# [GIVEN EXERCISE]
Every record here should be printed again exactly.

# [DATA PROVIDED]
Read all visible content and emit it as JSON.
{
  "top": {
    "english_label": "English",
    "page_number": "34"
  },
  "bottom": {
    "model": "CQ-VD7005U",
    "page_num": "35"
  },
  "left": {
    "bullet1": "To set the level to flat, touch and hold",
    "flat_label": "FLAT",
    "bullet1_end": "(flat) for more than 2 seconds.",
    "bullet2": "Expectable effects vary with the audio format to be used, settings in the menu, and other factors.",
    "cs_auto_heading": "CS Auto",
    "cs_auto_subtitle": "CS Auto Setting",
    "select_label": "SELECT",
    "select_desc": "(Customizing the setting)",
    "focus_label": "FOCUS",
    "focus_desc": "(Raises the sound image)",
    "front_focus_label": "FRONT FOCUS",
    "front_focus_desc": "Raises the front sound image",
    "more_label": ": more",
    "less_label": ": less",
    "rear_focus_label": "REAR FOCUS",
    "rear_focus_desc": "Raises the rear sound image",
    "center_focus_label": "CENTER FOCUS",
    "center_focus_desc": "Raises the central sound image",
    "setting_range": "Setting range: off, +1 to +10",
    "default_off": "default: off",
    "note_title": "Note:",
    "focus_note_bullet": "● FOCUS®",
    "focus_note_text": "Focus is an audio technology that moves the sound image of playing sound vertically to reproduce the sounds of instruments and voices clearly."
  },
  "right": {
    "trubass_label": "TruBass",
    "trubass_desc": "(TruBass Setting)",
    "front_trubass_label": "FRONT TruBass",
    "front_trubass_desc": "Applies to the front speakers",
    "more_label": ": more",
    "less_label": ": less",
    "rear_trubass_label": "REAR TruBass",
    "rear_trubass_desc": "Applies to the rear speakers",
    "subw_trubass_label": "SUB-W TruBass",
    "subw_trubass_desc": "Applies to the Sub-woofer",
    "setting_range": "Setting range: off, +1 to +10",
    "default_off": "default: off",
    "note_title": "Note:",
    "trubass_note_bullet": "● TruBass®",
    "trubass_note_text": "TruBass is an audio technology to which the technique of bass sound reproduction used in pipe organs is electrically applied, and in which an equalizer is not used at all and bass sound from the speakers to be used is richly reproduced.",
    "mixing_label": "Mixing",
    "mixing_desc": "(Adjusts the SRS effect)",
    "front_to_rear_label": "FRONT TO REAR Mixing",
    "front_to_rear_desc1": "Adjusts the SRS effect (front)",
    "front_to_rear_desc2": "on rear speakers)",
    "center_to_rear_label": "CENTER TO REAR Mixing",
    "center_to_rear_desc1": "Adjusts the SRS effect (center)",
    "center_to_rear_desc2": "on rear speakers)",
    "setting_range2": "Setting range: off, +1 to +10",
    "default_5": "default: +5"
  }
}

# [TASK RESPONSE]
Read all visible content and emit it as JSON.
{
  "top": {
    "english_label": "English",
    "page_number": "34"
  },
  "bottom": {
    "model": "CQ-VD7005U",
    "page_num": "35"
  },
  "left": {
    "bullet1": "To set the level to flat, touch and hold",
    "flat_label": "FLAT",
    "bullet1_end": "(flat) for more than 2 seconds.",
    "bullet2": "Expectable effects vary with the audio format to be used, settings in the menu, and other factors.",
    "cs_auto_heading": "CS Auto",
    "cs_auto_subtitle": "CS Auto Setting",
    "select_label": "SELECT",
    "select_desc": "(Customizing the setting)",
    "focus_label": "FOCUS",
    "focus_desc": "(Raises the sound image)",
    "front_focus_label": "FRONT FOCUS",
    "front_focus_desc": "Raises the front sound image",
    "more_label": ": more",
    "less_label": ": less",
    "rear_focus_label": "REAR FOCUS",
    "rear_focus_desc": "Raises the rear sound image",
    "center_focus_label": "CENTER FOCUS",
    "center_focus_desc": "Raises the central sound image",
    "setting_range": "Setting range: off, +1 to +10",
    "default_off": "default: off",
    "note_title": "Note:",
    "focus_note_bullet": "● FOCUS®",
    "focus_note_text": "Focus is an audio technology that moves the sound image of playing sound vertically to reproduce the sounds of instruments and voices clearly."
  },
  "right": {
    "trubass_label": "TruBass",
    "trubass_desc": "(TruBass Setting)",
    "front_trubass_label": "FRONT TruBass",
    "front_trubass_desc": "Applies to the front speakers",
    "more_label": ": more",
    "less_label": ": less",
    "rear_trubass_label": "REAR TruBass",
    "rear_trubass_desc": "Applies to the rear speakers",
    "subw_trubass_label": "SUB-W TruBass",
    "subw_trubass_desc": "Applies to the Sub-woofer",
    "setting_range": "Setting range: off, +1 to +10",
    "default_off": "default: off",
    "note_title": "Note:",
    "trubass_note_bullet": "● TruBass®",
    "trubass_note_text": "TruBass is an audio technology to which the technique of bass sound reproduction used in pipe organs is electrically applied, and in which an equalizer is not used at all and bass sound from the speakers to be used is richly reproduced.",
    "mixing_label": "Mixing",
    "mixing_desc": "(Adjusts the SRS effect)",
    "front_to_rear_label": "FRONT TO REAR Mixing",
    "front_to_rear_desc1": "Adjusts the SRS effect (front)",
    "front_to_rear_desc2": "on rear speakers)",
    "center_to_rear_label": "CENTER TO REAR Mixing",
    "center_to_rear_desc1": "Adjusts the SRS effect (center)",
    "center_to_rear_desc2": "on rear speakers)",
    "setting_range2": "Setting range: off, +1 to +10",
    "default_5": "default: +5"
  }
}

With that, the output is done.